**WHAT IS REQUIRED**
Look through the records below, and copy out every line that holds the string "frame".

**Data entries**
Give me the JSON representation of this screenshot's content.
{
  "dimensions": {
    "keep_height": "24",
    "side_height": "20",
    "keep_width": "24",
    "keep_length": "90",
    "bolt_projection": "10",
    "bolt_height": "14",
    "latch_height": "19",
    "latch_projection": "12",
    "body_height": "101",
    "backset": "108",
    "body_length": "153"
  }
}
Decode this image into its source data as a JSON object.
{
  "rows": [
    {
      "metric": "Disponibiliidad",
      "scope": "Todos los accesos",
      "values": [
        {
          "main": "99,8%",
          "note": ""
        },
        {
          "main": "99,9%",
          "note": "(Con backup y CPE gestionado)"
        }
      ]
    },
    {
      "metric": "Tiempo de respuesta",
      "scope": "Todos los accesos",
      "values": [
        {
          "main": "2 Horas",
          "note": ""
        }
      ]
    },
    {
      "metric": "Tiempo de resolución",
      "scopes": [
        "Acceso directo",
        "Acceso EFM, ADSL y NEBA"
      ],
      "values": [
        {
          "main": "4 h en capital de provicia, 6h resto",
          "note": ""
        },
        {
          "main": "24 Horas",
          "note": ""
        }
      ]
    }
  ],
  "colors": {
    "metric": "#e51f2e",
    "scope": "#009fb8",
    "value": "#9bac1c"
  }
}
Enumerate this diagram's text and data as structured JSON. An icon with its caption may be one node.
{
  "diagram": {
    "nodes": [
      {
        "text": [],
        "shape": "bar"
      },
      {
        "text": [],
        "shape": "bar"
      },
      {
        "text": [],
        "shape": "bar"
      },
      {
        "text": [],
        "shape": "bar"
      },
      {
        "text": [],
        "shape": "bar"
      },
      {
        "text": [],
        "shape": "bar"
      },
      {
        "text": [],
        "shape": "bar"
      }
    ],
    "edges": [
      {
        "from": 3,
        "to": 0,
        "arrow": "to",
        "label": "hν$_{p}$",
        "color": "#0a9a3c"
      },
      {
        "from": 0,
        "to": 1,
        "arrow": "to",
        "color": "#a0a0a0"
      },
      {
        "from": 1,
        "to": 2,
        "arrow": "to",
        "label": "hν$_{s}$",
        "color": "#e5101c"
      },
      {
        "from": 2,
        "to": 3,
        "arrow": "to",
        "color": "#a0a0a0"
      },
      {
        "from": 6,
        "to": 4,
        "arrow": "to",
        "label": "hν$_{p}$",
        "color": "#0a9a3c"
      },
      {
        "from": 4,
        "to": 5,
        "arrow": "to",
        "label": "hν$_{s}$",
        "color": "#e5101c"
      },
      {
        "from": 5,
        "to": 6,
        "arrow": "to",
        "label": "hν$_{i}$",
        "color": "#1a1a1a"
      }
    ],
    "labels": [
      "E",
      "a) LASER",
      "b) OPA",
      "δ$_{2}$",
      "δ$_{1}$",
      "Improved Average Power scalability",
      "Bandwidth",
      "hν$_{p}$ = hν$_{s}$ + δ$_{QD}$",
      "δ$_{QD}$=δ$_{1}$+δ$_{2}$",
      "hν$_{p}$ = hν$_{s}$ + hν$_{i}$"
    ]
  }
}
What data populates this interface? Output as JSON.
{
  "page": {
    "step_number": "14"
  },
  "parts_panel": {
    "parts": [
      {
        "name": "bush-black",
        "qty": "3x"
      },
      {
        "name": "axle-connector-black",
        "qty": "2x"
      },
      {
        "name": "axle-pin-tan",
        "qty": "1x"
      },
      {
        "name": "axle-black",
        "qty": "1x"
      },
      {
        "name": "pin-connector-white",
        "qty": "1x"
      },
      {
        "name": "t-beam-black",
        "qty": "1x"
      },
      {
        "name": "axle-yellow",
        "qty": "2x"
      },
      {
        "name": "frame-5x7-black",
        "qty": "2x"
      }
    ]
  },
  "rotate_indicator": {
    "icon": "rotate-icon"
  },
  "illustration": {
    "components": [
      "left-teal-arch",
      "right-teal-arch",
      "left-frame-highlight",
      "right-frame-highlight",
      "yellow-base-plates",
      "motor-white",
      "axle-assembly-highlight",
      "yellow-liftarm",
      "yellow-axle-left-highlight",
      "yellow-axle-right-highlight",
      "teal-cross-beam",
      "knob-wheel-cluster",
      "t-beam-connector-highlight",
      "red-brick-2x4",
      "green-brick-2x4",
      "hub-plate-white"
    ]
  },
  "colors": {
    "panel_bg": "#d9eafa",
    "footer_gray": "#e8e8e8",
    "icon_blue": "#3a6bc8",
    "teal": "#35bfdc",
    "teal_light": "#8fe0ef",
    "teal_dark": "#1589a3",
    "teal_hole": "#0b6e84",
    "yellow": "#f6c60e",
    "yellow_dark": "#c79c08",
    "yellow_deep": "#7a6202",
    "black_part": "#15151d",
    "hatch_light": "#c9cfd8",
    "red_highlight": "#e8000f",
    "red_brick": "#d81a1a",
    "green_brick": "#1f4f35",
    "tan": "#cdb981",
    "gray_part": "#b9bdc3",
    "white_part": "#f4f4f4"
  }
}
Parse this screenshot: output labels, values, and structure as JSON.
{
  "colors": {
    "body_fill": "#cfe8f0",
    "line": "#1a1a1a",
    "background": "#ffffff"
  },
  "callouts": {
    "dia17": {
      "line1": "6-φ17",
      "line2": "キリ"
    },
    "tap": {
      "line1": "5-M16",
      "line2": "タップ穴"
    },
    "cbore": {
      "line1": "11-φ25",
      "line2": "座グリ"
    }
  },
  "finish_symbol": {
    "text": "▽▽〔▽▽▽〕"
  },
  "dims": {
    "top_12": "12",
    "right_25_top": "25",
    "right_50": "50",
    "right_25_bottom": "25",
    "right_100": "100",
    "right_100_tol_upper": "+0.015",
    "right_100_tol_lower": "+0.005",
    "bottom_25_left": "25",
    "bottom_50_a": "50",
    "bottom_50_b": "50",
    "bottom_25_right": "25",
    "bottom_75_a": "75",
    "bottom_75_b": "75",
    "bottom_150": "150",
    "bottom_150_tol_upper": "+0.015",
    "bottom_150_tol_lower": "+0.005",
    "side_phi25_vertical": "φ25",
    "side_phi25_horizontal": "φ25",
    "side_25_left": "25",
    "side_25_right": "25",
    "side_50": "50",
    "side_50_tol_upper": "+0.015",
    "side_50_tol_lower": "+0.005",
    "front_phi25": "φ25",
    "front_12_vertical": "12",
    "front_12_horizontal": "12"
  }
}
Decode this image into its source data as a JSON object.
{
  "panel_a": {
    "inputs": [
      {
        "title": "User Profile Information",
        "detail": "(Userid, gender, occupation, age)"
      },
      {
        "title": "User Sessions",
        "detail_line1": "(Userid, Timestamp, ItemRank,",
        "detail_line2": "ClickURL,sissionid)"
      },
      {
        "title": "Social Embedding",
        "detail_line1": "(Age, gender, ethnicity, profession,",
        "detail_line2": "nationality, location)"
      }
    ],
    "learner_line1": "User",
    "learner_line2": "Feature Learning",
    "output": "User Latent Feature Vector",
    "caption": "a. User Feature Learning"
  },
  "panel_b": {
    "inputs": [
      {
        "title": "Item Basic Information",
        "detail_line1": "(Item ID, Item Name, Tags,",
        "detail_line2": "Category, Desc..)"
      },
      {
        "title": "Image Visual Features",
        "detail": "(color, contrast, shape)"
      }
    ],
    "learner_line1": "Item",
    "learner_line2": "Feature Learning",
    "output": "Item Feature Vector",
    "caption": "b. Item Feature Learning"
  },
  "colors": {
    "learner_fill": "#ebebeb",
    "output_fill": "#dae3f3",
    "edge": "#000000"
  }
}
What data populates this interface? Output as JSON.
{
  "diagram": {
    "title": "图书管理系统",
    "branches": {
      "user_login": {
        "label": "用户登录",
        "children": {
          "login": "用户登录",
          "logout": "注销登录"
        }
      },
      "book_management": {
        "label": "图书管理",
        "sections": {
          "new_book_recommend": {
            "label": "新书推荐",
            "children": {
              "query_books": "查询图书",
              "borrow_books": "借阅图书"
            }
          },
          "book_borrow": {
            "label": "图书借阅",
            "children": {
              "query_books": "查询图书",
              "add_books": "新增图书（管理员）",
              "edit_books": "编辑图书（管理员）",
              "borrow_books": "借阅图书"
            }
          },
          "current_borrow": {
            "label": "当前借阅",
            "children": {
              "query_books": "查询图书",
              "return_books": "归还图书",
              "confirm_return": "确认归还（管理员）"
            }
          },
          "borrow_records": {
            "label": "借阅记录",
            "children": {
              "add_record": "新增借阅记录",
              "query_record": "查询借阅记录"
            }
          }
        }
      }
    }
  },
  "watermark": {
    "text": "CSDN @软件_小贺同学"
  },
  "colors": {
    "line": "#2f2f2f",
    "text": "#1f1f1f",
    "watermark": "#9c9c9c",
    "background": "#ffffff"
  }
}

**SOLUTION BELOW**
        "name": "frame-5x7-black",
      "left-frame-highlight",
      "right-frame-highlight",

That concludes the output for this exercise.